# Task to complete
Find the lines holding the string "Time" in the data, then copy all of them.

## Begin

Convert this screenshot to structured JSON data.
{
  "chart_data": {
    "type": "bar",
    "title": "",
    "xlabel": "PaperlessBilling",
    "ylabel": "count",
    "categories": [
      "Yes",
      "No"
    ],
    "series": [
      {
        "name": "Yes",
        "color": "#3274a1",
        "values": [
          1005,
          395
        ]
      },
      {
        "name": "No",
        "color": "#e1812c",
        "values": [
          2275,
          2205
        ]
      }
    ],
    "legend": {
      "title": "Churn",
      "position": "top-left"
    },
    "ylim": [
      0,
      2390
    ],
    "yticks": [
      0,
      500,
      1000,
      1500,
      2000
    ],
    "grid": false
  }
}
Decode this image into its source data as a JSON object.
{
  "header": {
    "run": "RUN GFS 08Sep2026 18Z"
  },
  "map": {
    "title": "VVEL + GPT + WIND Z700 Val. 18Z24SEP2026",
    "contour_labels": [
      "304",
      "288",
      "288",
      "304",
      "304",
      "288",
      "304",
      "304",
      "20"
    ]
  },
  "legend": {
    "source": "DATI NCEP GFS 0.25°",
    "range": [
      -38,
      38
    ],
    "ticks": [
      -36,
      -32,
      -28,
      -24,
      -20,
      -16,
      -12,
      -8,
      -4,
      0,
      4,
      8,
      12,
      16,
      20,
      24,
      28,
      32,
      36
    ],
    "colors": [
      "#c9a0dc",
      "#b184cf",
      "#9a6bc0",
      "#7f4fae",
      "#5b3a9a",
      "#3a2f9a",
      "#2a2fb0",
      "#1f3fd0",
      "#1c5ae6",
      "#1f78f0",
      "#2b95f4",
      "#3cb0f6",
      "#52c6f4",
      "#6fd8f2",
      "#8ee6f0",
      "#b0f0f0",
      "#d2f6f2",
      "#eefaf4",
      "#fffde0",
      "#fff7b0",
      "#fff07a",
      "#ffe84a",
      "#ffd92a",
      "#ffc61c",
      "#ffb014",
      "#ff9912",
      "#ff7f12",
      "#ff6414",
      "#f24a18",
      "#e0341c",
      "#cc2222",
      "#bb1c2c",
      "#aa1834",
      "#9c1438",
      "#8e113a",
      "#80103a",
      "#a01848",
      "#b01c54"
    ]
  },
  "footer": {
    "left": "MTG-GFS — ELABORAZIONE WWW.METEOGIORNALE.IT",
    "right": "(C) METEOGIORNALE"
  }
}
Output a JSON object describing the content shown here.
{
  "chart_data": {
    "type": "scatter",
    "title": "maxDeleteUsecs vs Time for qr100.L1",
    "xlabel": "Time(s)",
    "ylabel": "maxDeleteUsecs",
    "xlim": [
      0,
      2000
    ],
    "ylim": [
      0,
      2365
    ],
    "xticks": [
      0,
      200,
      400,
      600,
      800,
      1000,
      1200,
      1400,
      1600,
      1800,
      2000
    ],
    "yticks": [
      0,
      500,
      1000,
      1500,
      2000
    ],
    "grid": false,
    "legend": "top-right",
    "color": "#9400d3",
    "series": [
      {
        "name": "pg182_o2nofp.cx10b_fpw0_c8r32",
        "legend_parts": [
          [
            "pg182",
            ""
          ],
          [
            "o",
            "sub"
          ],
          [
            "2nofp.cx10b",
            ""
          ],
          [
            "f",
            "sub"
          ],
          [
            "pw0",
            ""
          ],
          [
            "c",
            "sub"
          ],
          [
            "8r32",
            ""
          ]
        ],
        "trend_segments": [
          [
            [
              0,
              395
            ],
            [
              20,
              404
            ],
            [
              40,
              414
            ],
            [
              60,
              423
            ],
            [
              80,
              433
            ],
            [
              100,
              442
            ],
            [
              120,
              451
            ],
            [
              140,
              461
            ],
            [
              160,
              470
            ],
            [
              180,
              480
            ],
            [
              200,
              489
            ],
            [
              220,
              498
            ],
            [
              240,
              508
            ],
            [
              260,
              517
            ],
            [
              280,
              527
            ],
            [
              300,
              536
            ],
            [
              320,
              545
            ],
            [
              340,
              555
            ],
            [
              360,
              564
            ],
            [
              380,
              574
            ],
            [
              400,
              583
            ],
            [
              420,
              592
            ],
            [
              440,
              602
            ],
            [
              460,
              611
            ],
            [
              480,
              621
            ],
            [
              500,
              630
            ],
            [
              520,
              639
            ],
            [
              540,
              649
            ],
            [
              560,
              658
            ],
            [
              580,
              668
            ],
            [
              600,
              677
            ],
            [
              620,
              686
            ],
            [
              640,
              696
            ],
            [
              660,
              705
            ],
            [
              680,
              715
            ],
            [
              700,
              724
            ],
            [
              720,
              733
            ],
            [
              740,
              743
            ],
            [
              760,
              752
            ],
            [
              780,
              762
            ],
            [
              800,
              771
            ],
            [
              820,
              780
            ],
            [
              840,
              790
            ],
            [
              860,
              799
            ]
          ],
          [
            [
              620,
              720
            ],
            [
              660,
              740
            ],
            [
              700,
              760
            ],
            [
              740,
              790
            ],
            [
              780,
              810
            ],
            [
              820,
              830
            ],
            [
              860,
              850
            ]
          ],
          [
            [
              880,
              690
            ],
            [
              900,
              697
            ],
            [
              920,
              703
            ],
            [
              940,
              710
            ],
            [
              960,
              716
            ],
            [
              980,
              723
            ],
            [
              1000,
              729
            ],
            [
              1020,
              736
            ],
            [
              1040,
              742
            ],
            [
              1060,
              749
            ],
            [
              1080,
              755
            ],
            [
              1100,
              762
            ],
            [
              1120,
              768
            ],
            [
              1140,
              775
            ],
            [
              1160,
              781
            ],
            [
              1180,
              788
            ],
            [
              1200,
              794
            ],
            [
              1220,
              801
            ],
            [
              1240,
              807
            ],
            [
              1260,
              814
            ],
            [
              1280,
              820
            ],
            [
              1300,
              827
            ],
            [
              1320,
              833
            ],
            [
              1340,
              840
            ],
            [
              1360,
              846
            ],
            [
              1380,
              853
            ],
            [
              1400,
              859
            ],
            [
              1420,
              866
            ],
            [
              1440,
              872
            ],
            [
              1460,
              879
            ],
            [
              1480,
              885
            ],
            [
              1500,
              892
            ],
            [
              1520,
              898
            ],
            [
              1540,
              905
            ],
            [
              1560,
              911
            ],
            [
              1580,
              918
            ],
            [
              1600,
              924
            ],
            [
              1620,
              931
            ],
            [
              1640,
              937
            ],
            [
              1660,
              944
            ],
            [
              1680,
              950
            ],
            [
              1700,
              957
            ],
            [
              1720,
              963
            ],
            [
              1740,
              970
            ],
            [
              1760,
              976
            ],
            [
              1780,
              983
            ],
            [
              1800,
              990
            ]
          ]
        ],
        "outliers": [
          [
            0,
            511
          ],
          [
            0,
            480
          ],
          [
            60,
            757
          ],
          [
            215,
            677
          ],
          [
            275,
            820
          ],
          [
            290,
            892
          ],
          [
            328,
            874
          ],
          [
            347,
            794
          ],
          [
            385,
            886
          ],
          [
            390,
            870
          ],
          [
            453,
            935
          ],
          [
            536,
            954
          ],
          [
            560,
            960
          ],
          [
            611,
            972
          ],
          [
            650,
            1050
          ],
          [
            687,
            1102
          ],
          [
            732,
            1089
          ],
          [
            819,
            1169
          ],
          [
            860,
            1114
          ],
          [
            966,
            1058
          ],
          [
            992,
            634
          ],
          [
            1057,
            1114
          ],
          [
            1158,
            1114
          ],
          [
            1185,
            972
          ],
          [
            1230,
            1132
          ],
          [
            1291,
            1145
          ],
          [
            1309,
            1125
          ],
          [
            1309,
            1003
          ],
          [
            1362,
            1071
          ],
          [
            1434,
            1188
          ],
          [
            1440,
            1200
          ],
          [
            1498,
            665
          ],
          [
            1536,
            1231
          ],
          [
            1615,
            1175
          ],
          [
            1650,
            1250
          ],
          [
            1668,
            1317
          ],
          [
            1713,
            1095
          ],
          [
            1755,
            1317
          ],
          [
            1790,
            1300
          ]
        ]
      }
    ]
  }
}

## End

# Task output
    "title": "maxDeleteUsecs vs Time for qr100.L1",
    "xlabel": "Time(s)",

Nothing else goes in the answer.